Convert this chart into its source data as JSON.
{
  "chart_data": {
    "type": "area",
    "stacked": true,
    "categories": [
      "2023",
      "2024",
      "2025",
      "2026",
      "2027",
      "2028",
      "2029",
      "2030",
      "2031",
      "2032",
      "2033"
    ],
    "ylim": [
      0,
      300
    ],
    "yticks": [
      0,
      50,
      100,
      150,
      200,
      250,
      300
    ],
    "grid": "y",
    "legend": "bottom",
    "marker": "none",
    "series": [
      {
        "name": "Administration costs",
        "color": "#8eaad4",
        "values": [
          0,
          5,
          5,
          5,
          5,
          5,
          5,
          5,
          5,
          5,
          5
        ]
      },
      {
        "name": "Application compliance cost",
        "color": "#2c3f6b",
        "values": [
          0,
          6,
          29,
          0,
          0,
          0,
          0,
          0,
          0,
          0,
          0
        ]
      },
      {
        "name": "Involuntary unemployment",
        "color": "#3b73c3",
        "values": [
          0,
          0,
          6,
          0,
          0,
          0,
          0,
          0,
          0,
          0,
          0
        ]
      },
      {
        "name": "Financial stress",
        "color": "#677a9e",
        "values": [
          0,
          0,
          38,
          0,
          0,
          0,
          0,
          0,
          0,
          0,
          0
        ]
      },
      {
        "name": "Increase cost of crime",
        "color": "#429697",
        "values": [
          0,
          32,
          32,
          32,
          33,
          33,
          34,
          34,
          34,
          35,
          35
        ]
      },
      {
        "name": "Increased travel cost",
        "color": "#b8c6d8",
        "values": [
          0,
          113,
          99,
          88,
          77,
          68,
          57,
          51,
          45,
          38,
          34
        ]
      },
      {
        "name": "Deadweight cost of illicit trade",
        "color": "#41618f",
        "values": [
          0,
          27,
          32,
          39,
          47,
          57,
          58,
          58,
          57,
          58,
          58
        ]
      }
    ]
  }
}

********

** TASK REQUIREMENTS **
Output the full listing without altering anything.

** SOLVED PROBLEM **
Convert this chart into its source data as JSON.
{
  "chart_data": {
    "type": "area",
    "stacked": true,
    "categories": [
      "2023",
      "2024",
      "2025",
      "2026",
      "2027",
      "2028",
      "2029",
      "2030",
      "2031",
      "2032",
      "2033"
    ],
    "ylim": [
      0,
      300
    ],
    "yticks": [
      0,
      50,
      100,
      150,
      200,
      250,
      300
    ],
    "grid": "y",
    "legend": "bottom",
    "marker": "none",
    "series": [
      {
        "name": "Administration costs",
        "color": "#8eaad4",
        "values": [
          0,
          5,
          5,
          5,
          5,
          5,
          5,
          5,
          5,
          5,
          5
        ]
      },
      {
        "name": "Application compliance cost",
        "color": "#2c3f6b",
        "values": [
          0,
          6,
          29,
          0,
          0,
          0,
          0,
          0,
          0,
          0,
          0
        ]
      },
      {
        "name": "Involuntary unemployment",
        "color": "#3b73c3",
        "values": [
          0,
          0,
          6,
          0,
          0,
          0,
          0,
          0,
          0,
          0,
          0
        ]
      },
      {
        "name": "Financial stress",
        "color": "#677a9e",
        "values": [
          0,
          0,
          38,
          0,
          0,
          0,
          0,
          0,
          0,
          0,
          0
        ]
      },
      {
        "name": "Increase cost of crime",
        "color": "#429697",
        "values": [
          0,
          32,
          32,
          32,
          33,
          33,
          34,
          34,
          34,
          35,
          35
        ]
      },
      {
        "name": "Increased travel cost",
        "color": "#b8c6d8",
        "values": [
          0,
          113,
          99,
          88,
          77,
          68,
          57,
          51,
          45,
          38,
          34
        ]
      },
      {
        "name": "Deadweight cost of illicit trade",
        "color": "#41618f",
        "values": [
          0,
          27,
          32,
          39,
          47,
          57,
          58,
          58,
          57,
          58,
          58
        ]
      }
    ]
  }
}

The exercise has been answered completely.